| Dataset rows about figures |
───
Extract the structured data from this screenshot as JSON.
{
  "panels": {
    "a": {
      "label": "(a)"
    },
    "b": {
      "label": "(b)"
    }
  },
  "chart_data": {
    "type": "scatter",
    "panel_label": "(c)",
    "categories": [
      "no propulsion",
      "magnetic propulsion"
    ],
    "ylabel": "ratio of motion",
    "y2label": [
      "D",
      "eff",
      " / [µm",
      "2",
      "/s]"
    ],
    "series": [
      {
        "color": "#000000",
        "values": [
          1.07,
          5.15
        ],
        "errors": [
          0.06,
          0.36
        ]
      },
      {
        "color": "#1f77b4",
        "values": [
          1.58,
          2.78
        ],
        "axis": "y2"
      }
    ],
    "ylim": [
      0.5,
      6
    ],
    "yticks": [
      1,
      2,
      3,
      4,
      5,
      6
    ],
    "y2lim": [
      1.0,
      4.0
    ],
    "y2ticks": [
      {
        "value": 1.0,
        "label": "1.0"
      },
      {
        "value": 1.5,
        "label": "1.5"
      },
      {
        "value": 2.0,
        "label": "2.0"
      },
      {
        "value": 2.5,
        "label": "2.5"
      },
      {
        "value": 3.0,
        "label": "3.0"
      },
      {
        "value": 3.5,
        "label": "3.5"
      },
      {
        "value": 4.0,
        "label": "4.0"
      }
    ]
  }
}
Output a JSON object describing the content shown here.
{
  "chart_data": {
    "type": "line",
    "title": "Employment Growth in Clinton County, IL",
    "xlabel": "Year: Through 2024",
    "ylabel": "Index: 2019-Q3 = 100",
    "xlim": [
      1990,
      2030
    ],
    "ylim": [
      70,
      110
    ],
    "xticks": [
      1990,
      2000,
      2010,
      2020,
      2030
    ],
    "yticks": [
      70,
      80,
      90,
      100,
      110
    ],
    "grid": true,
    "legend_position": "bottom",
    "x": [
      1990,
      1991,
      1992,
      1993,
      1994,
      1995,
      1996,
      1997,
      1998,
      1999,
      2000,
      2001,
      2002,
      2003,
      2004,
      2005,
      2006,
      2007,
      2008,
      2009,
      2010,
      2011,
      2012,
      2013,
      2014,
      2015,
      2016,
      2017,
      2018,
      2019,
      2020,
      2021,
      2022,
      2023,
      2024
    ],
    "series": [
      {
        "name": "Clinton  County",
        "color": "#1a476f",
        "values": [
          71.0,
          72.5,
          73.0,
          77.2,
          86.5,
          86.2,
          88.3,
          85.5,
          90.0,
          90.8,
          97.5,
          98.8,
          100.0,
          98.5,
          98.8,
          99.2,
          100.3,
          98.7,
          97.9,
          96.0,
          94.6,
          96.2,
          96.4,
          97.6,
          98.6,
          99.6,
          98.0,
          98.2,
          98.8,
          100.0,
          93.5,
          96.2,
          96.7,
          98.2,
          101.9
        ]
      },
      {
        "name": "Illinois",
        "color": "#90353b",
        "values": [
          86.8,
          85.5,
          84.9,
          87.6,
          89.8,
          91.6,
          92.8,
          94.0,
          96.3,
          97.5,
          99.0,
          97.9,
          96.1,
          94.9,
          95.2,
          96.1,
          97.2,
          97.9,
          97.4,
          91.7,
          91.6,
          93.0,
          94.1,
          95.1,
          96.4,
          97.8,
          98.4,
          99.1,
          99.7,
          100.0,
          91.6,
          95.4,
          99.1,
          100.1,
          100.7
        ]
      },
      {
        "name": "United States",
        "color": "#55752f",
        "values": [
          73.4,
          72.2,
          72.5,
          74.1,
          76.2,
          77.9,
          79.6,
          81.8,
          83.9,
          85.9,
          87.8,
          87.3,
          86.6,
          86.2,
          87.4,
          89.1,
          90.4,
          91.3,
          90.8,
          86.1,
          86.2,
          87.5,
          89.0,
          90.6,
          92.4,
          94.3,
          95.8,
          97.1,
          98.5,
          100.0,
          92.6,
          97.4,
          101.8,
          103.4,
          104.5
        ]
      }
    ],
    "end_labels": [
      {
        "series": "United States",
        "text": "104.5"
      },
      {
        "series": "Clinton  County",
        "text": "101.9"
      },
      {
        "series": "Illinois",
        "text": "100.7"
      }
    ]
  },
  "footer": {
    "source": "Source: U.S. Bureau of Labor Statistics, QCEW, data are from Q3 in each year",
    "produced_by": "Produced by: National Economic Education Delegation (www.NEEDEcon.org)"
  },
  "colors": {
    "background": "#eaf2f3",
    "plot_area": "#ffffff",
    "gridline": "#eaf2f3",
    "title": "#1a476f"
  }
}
───
| PROBLEM DESCRIPTION |
Each record should come back exactly as written.

| COMPLETE RESPONSE |
Extract the structured data from this screenshot as JSON.
{
  "panels": {
    "a": {
      "label": "(a)"
    },
    "b": {
      "label": "(b)"
    }
  },
  "chart_data": {
    "type": "scatter",
    "panel_label": "(c)",
    "categories": [
      "no propulsion",
      "magnetic propulsion"
    ],
    "ylabel": "ratio of motion",
    "y2label": [
      "D",
      "eff",
      " / [µm",
      "2",
      "/s]"
    ],
    "series": [
      {
        "color": "#000000",
        "values": [
          1.07,
          5.15
        ],
        "errors": [
          0.06,
          0.36
        ]
      },
      {
        "color": "#1f77b4",
        "values": [
          1.58,
          2.78
        ],
        "axis": "y2"
      }
    ],
    "ylim": [
      0.5,
      6
    ],
    "yticks": [
      1,
      2,
      3,
      4,
      5,
      6
    ],
    "y2lim": [
      1.0,
      4.0
    ],
    "y2ticks": [
      {
        "value": 1.0,
        "label": "1.0"
      },
      {
        "value": 1.5,
        "label": "1.5"
      },
      {
        "value": 2.0,
        "label": "2.0"
      },
      {
        "value": 2.5,
        "label": "2.5"
      },
      {
        "value": 3.0,
        "label": "3.0"
      },
      {
        "value": 3.5,
        "label": "3.5"
      },
      {
        "value": 4.0,
        "label": "4.0"
      }
    ]
  }
}
Output a JSON object describing the content shown here.
{
  "chart_data": {
    "type": "line",
    "title": "Employment Growth in Clinton County, IL",
    "xlabel": "Year: Through 2024",
    "ylabel": "Index: 2019-Q3 = 100",
    "xlim": [
      1990,
      2030
    ],
    "ylim": [
      70,
      110
    ],
    "xticks": [
      1990,
      2000,
      2010,
      2020,
      2030
    ],
    "yticks": [
      70,
      80,
      90,
      100,
      110
    ],
    "grid": true,
    "legend_position": "bottom",
    "x": [
      1990,
      1991,
      1992,
      1993,
      1994,
      1995,
      1996,
      1997,
      1998,
      1999,
      2000,
      2001,
      2002,
      2003,
      2004,
      2005,
      2006,
      2007,
      2008,
      2009,
      2010,
      2011,
      2012,
      2013,
      2014,
      2015,
      2016,
      2017,
      2018,
      2019,
      2020,
      2021,
      2022,
      2023,
      2024
    ],
    "series": [
      {
        "name": "Clinton  County",
        "color": "#1a476f",
        "values": [
          71.0,
          72.5,
          73.0,
          77.2,
          86.5,
          86.2,
          88.3,
          85.5,
          90.0,
          90.8,
          97.5,
          98.8,
          100.0,
          98.5,
          98.8,
          99.2,
          100.3,
          98.7,
          97.9,
          96.0,
          94.6,
          96.2,
          96.4,
          97.6,
          98.6,
          99.6,
          98.0,
          98.2,
          98.8,
          100.0,
          93.5,
          96.2,
          96.7,
          98.2,
          101.9
        ]
      },
      {
        "name": "Illinois",
        "color": "#90353b",
        "values": [
          86.8,
          85.5,
          84.9,
          87.6,
          89.8,
          91.6,
          92.8,
          94.0,
          96.3,
          97.5,
          99.0,
          97.9,
          96.1,
          94.9,
          95.2,
          96.1,
          97.2,
          97.9,
          97.4,
          91.7,
          91.6,
          93.0,
          94.1,
          95.1,
          96.4,
          97.8,
          98.4,
          99.1,
          99.7,
          100.0,
          91.6,
          95.4,
          99.1,
          100.1,
          100.7
        ]
      },
      {
        "name": "United States",
        "color": "#55752f",
        "values": [
          73.4,
          72.2,
          72.5,
          74.1,
          76.2,
          77.9,
          79.6,
          81.8,
          83.9,
          85.9,
          87.8,
          87.3,
          86.6,
          86.2,
          87.4,
          89.1,
          90.4,
          91.3,
          90.8,
          86.1,
          86.2,
          87.5,
          89.0,
          90.6,
          92.4,
          94.3,
          95.8,
          97.1,
          98.5,
          100.0,
          92.6,
          97.4,
          101.8,
          103.4,
          104.5
        ]
      }
    ],
    "end_labels": [
      {
        "series": "United States",
        "text": "104.5"
      },
      {
        "series": "Clinton  County",
        "text": "101.9"
      },
      {
        "series": "Illinois",
        "text": "100.7"
      }
    ]
  },
  "footer": {
    "source": "Source: U.S. Bureau of Labor Statistics, QCEW, data are from Q3 in each year",
    "produced_by": "Produced by: National Economic Education Delegation (www.NEEDEcon.org)"
  },
  "colors": {
    "background": "#eaf2f3",
    "plot_area": "#ffffff",
    "gridline": "#eaf2f3",
    "title": "#1a476f"
  }
}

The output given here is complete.